● Given problem: Review the listing and copy each line that holds the word "삼성카드".

=== Extracted entries ===

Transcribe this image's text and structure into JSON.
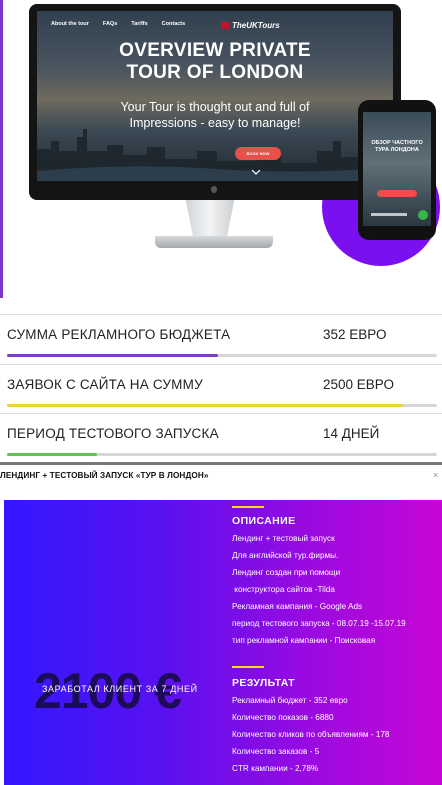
{
  "hero": {
    "nav": [
      "About the tour",
      "FAQs",
      "Tariffs",
      "Contacts"
    ],
    "logo": "TheUKTours",
    "title_line1": "OVERVIEW PRIVATE",
    "title_line2": "TOUR OF LONDON",
    "subtitle_line1": "Your Tour is thought out and full of",
    "subtitle_line2": "Impressions - easy to manage!",
    "button": "BOOK NOW",
    "phone_title_line1": "ОБЗОР ЧАСТНОГО",
    "phone_title_line2": "ТУРА ЛОНДОНА"
  },
  "stats": [
    {
      "label": "СУММА РЕКЛАМНОГО БЮДЖЕТА",
      "value": "352 ЕВРО",
      "bar_color": "#7b3fc4",
      "bar_fraction": 0.49
    },
    {
      "label": "ЗАЯВОК С САЙТА НА СУММУ",
      "value": "2500 ЕВРО",
      "bar_color": "#e8d82a",
      "bar_fraction": 0.92
    },
    {
      "label": "ПЕРИОД ТЕСТОВОГО ЗАПУСКА",
      "value": "14 ДНЕЙ",
      "bar_color": "#5cc84a",
      "bar_fraction": 0.21
    }
  ],
  "case": {
    "title": "ЛЕНДИНГ + ТЕСТОВЫЙ ЗАПУСК «ТУР В ЛОНДОН»",
    "close": "×",
    "big_number": "2100 €",
    "earned_label": "ЗАРАБОТАЛ КЛИЕНТ ЗА 7 ДНЕЙ",
    "description": {
      "heading": "ОПИСАНИЕ",
      "lines": [
        "Лендинг + тестовый запуск",
        "Для английской тур.фирмы.",
        "Лендинг создан при помощи",
        " конструктора сайтов -Tilda",
        "Рекламная кампания - Google Ads",
        "период тестового запуска - 08.07.19 -15.07.19",
        "тип рекламной кампании - Поисковая"
      ]
    },
    "result": {
      "heading": "РЕЗУЛЬТАТ",
      "lines": [
        "Рекламный бюджет - 352 евро",
        "Количество показов - 6880",
        "Количество кликов по объявлениям - 178",
        "Количество заказов - 5",
        "CTR кампании - 2,78%"
      ]
    }
  }
}
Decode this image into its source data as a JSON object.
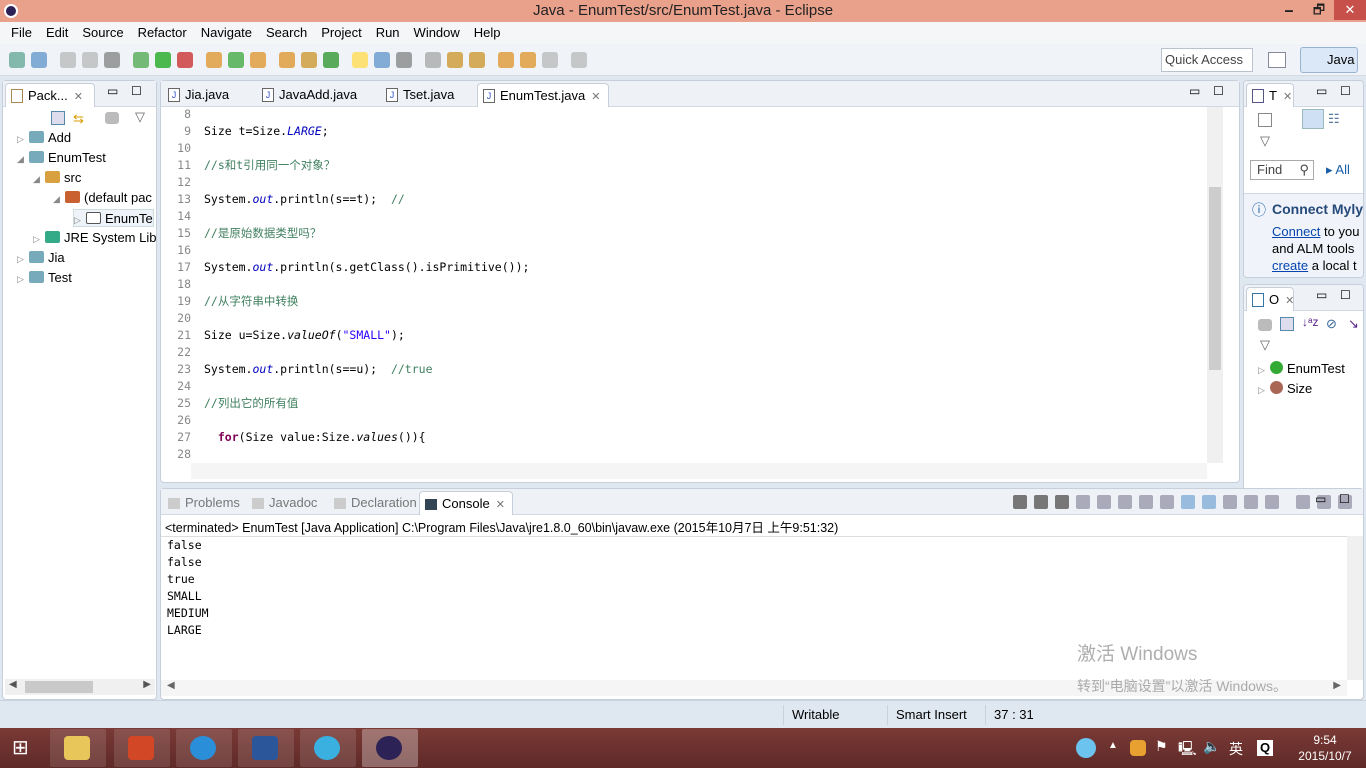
{
  "window": {
    "title": "Java - EnumTest/src/EnumTest.java - Eclipse",
    "minimize": "🗕",
    "restore": "🗗",
    "close": "✕"
  },
  "menu": [
    "File",
    "Edit",
    "Source",
    "Refactor",
    "Navigate",
    "Search",
    "Project",
    "Run",
    "Window",
    "Help"
  ],
  "toolbar": {
    "quick_access": "Quick Access",
    "perspective": "Java"
  },
  "package_explorer": {
    "title": "Pack...",
    "items": [
      {
        "label": "Add",
        "twisty": "▷"
      },
      {
        "label": "EnumTest",
        "twisty": "◢"
      },
      {
        "label": "src",
        "twisty": "◢"
      },
      {
        "label": "(default pac",
        "twisty": "◢"
      },
      {
        "label": "EnumTe",
        "twisty": "▷"
      },
      {
        "label": "JRE System Lib",
        "twisty": "▷"
      },
      {
        "label": "Jia",
        "twisty": "▷"
      },
      {
        "label": "Test",
        "twisty": "▷"
      }
    ]
  },
  "editor": {
    "tabs": [
      "Jia.java",
      "JavaAdd.java",
      "Tset.java",
      "EnumTest.java"
    ],
    "active_tab": "EnumTest.java",
    "lines": [
      {
        "n": "8",
        "html": ""
      },
      {
        "n": "9",
        "html": "Size t=Size.<span class='fld it'>LARGE</span>;"
      },
      {
        "n": "10",
        "html": ""
      },
      {
        "n": "11",
        "html": "<span class='cm'>//s和t引用同一个对象？</span>"
      },
      {
        "n": "12",
        "html": ""
      },
      {
        "n": "13",
        "html": "System.<span class='fld it'>out</span>.println(s==t);  <span class='cm'>//</span>"
      },
      {
        "n": "14",
        "html": ""
      },
      {
        "n": "15",
        "html": "<span class='cm'>//是原始数据类型吗？</span>"
      },
      {
        "n": "16",
        "html": ""
      },
      {
        "n": "17",
        "html": "System.<span class='fld it'>out</span>.println(s.getClass().isPrimitive());"
      },
      {
        "n": "18",
        "html": ""
      },
      {
        "n": "19",
        "html": "<span class='cm'>//从字符串中转换</span>"
      },
      {
        "n": "20",
        "html": ""
      },
      {
        "n": "21",
        "html": "Size u=Size.<span class='it'>valueOf</span>(<span class='str'>\"SMALL\"</span>);"
      },
      {
        "n": "22",
        "html": ""
      },
      {
        "n": "23",
        "html": "System.<span class='fld it'>out</span>.println(s==u);  <span class='cm'>//true</span>"
      },
      {
        "n": "24",
        "html": ""
      },
      {
        "n": "25",
        "html": "<span class='cm'>//列出它的所有值</span>"
      },
      {
        "n": "26",
        "html": ""
      },
      {
        "n": "27",
        "html": "  <span class='kw'>for</span>(Size value:Size.<span class='it'>values</span>()){"
      },
      {
        "n": "28",
        "html": ""
      }
    ]
  },
  "task_list": {
    "title": "T",
    "find_placeholder": "Find",
    "all": "All",
    "mylyn_title": "Connect Myly",
    "mylyn_link1": "Connect",
    "mylyn_text1": " to you",
    "mylyn_text2": "and ALM tools",
    "mylyn_link2": "create",
    "mylyn_text3": " a local t"
  },
  "outline": {
    "title": "O",
    "items": [
      "EnumTest",
      "Size"
    ]
  },
  "bottom": {
    "tabs": [
      "Problems",
      "Javadoc",
      "Declaration",
      "Console"
    ],
    "active_tab": "Console",
    "terminated": "<terminated> EnumTest [Java Application] C:\\Program Files\\Java\\jre1.8.0_60\\bin\\javaw.exe (2015年10月7日 上午9:51:32)",
    "output": [
      "false",
      "false",
      "true",
      "SMALL",
      "MEDIUM",
      "LARGE"
    ]
  },
  "watermark": {
    "line1": "激活 Windows",
    "line2": "转到“电脑设置”以激活 Windows。"
  },
  "status": {
    "writable": "Writable",
    "insert": "Smart Insert",
    "position": "37 : 31"
  },
  "taskbar": {
    "time": "9:54",
    "date": "2015/10/7",
    "ime": "英"
  }
}
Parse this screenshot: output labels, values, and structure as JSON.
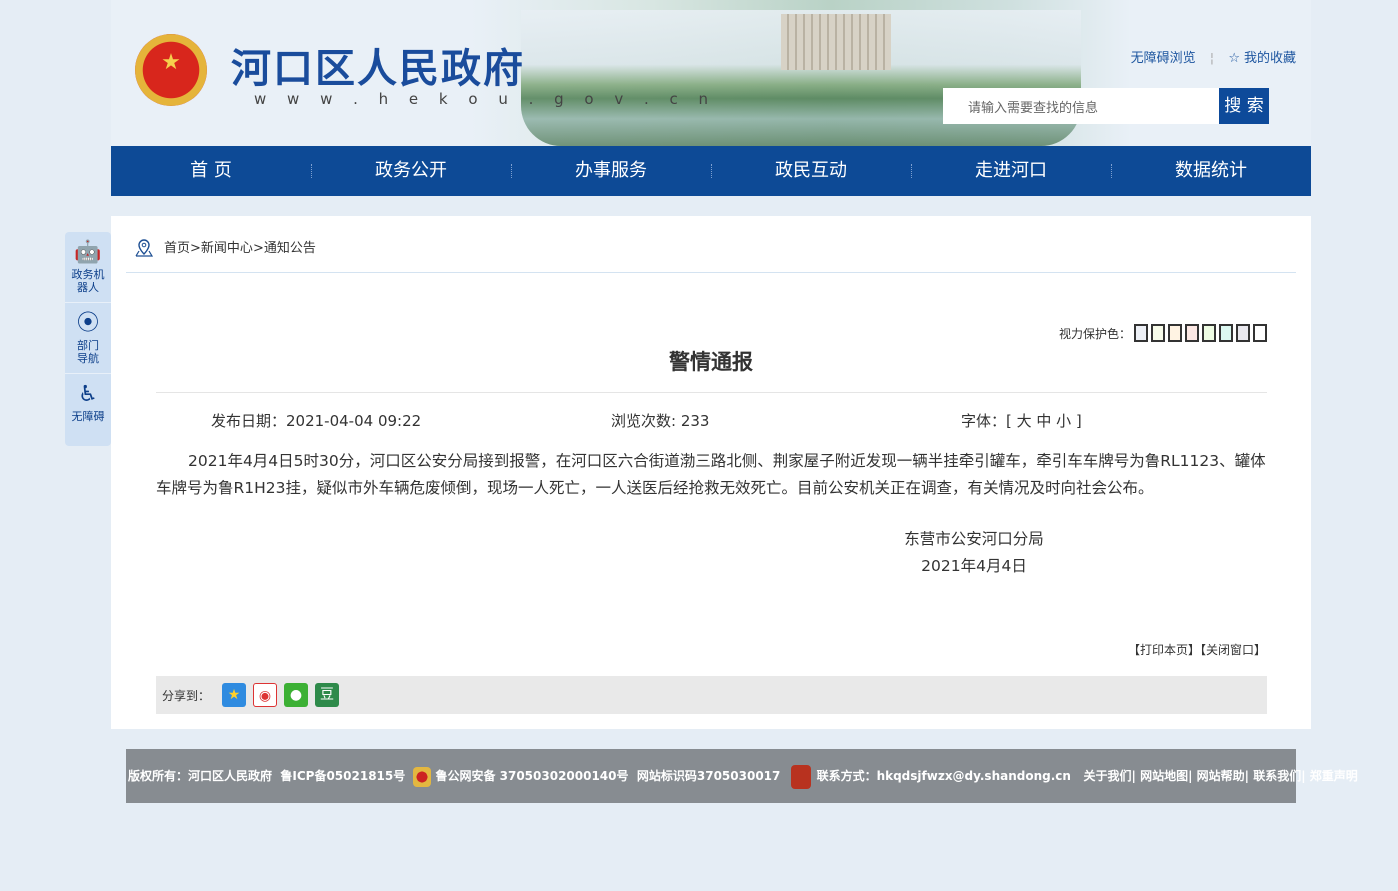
{
  "header": {
    "site_title": "河口区人民政府",
    "url": "w w w . h e k o u . g o v . c n",
    "accessible": "无障碍浏览",
    "favorites": "我的收藏",
    "search_placeholder": "请输入需要查找的信息",
    "search_btn": "搜 索"
  },
  "nav": [
    "首 页",
    "政务公开",
    "办事服务",
    "政民互动",
    "走进河口",
    "数据统计"
  ],
  "side": [
    {
      "label": "政务机器人"
    },
    {
      "label": "部门导航"
    },
    {
      "label": "无障碍"
    }
  ],
  "crumb": [
    "首页",
    ">",
    "新闻中心",
    ">",
    "通知公告"
  ],
  "eye_label": "视力保护色：",
  "eye_colors": [
    "#edf0f6",
    "#f7fbe9",
    "#fff3e3",
    "#fce8e4",
    "#eefce3",
    "#dcf8f1",
    "#e9e8ee",
    "#ffffff"
  ],
  "article": {
    "title": "警情通报",
    "date": "发布日期：2021-04-04 09:22",
    "views": "浏览次数: 233",
    "font": "字体：[ 大 中 小 ]",
    "body": "2021年4月4日5时30分，河口区公安分局接到报警，在河口区六合街道渤三路北侧、荆家屋子附近发现一辆半挂牵引罐车，牵引车车牌号为鲁RL1123、罐体车牌号为鲁R1H23挂，疑似市外车辆危废倾倒，现场一人死亡，一人送医后经抢救无效死亡。目前公安机关正在调查，有关情况及时向社会公布。",
    "sign_org": "东营市公安河口分局",
    "sign_date": "2021年4月4日"
  },
  "print": "【打印本页】",
  "close": "【关闭窗口】",
  "share_label": "分享到：",
  "footer": {
    "copyright": "版权所有：河口区人民政府",
    "icp": "鲁ICP备05021815号",
    "police": "鲁公网安备 37050302000140号",
    "site_id": "网站标识码3705030017",
    "contact": "联系方式：hkqdsjfwzx@dy.shandong.cn",
    "links": [
      "关于我们",
      "网站地图",
      "网站帮助",
      "联系我们",
      "郑重声明"
    ]
  }
}
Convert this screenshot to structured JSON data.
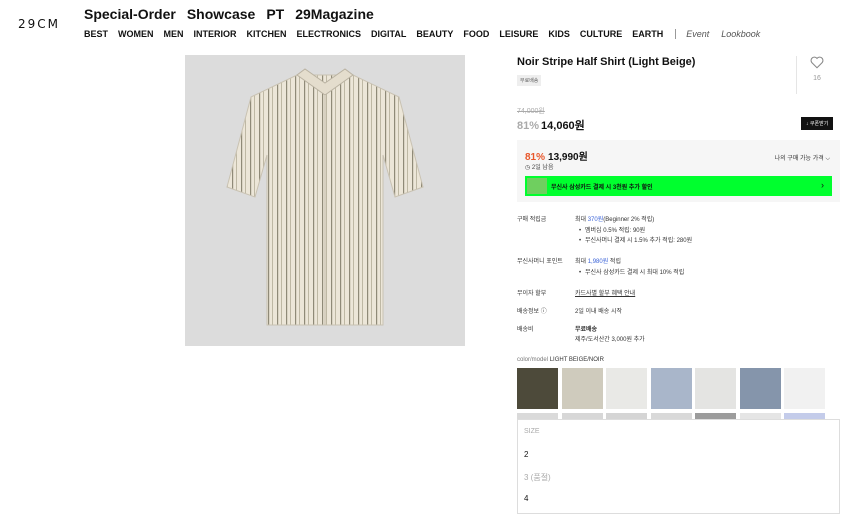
{
  "brand": {
    "logo": "29CM"
  },
  "top_nav": [
    "Special-Order",
    "Showcase",
    "PT",
    "29Magazine"
  ],
  "category_nav": [
    "BEST",
    "WOMEN",
    "MEN",
    "INTERIOR",
    "KITCHEN",
    "ELECTRONICS",
    "DIGITAL",
    "BEAUTY",
    "FOOD",
    "LEISURE",
    "KIDS",
    "CULTURE",
    "EARTH"
  ],
  "category_nav_extra": [
    "Event",
    "Lookbook"
  ],
  "product": {
    "name": "Noir Stripe Half Shirt (Light Beige)",
    "tag": "무료배송",
    "likes": "16",
    "original_price": "74,000원",
    "discount_pct": "81%",
    "price": "14,060원",
    "coupon_button": "↓ 쿠폰받기"
  },
  "my_price": {
    "pct": "81%",
    "price": "13,990원",
    "deadline": "2일 남음",
    "label": "나의 구매 가능 가격"
  },
  "card_banner": {
    "text": "무신사 삼성카드 결제 시 3천원 추가 할인"
  },
  "benefits": {
    "purchase_points": {
      "label": "구매 적립금",
      "prefix": "최대 ",
      "amount": "370원",
      "suffix": "(Beginner 2% 적립)",
      "items": [
        "멤버십 0.5% 적립: 90원",
        "무신사머니 결제 시 1.5% 추가 적립: 280원"
      ]
    },
    "musinsa_money": {
      "label": "무신사머니 포인트",
      "prefix": "최대 ",
      "amount": "1,980원",
      "suffix": " 적립",
      "items": [
        "무신사 삼성카드 결제 시 최대 10% 적립"
      ]
    },
    "installment": {
      "label": "무이자 할부",
      "value": "카드사별 할부 혜택 안내"
    },
    "shipping_info": {
      "label": "배송정보",
      "value": "2일 이내 배송 시작"
    },
    "shipping_fee": {
      "label": "배송비",
      "value": "무료배송",
      "note": "제주/도서산간 3,000원 추가"
    }
  },
  "color_model": {
    "label": "color/model",
    "value": "LIGHT BEIGE/NOIR"
  },
  "swatch_colors": [
    "#4d4a3a",
    "#cfcbbd",
    "#e9e9e6",
    "#a9b6ca",
    "#e4e4e2",
    "#8595ab",
    "#f1f1f1"
  ],
  "swatch_colors_row2": [
    "#dadada",
    "#d7d7d7",
    "#d5d5d5",
    "#d9d9d9",
    "#9c9c9c",
    "#e5e5e5",
    "#c4ccea"
  ],
  "size_dropdown": {
    "title": "SIZE",
    "options": [
      "2",
      "3 (품절)",
      "4"
    ]
  }
}
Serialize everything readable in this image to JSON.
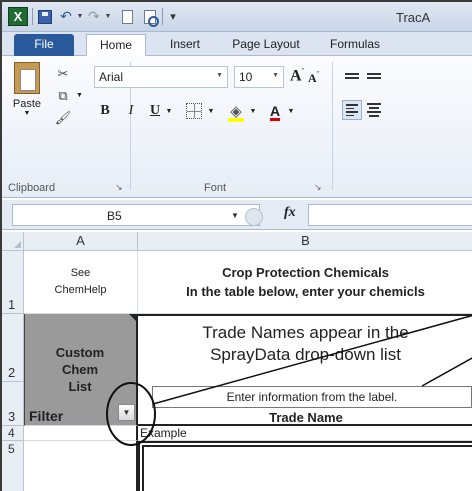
{
  "window": {
    "title": "TracA",
    "app_icon": "excel-icon",
    "quick_access": [
      "save-icon",
      "undo-icon",
      "redo-icon",
      "new-icon",
      "print-preview-icon"
    ]
  },
  "tabs": [
    {
      "label": "File"
    },
    {
      "label": "Home"
    },
    {
      "label": "Insert"
    },
    {
      "label": "Page Layout"
    },
    {
      "label": "Formulas"
    }
  ],
  "ribbon": {
    "clipboard": {
      "paste_label": "Paste",
      "group_label": "Clipboard"
    },
    "font": {
      "name": "Arial",
      "size": "10",
      "bold": "B",
      "italic": "I",
      "underline": "U",
      "font_color_letter": "A",
      "grow_letter": "A",
      "shrink_letter": "A",
      "group_label": "Font"
    }
  },
  "formula_bar": {
    "name_box": "B5",
    "fx_label": "fx",
    "formula": ""
  },
  "sheet": {
    "columns": [
      "A",
      "B"
    ],
    "rows": [
      "1",
      "2",
      "3",
      "4",
      "5"
    ],
    "a1": [
      "See",
      "ChemHelp"
    ],
    "b1": [
      "Crop Protection Chemicals",
      "In the table below, enter your chemicls"
    ],
    "custom_chem_list": [
      "Custom",
      "Chem",
      "List"
    ],
    "filter_label": "Filter",
    "b2": [
      "Trade Names appear in the",
      "SprayData drop-down list"
    ],
    "b3_box": "Enter information from the label.",
    "b3_header": "Trade Name",
    "b4": "Example",
    "colors": {
      "custom_list_fill": "#9a9a9a",
      "file_tab": "#2a5a9c"
    }
  }
}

===

● Written response:
    "text": "무신사 삼성카드 결제 시 3천원 추가 할인"
        "무신사 삼성카드 결제 시 최대 10% 적립"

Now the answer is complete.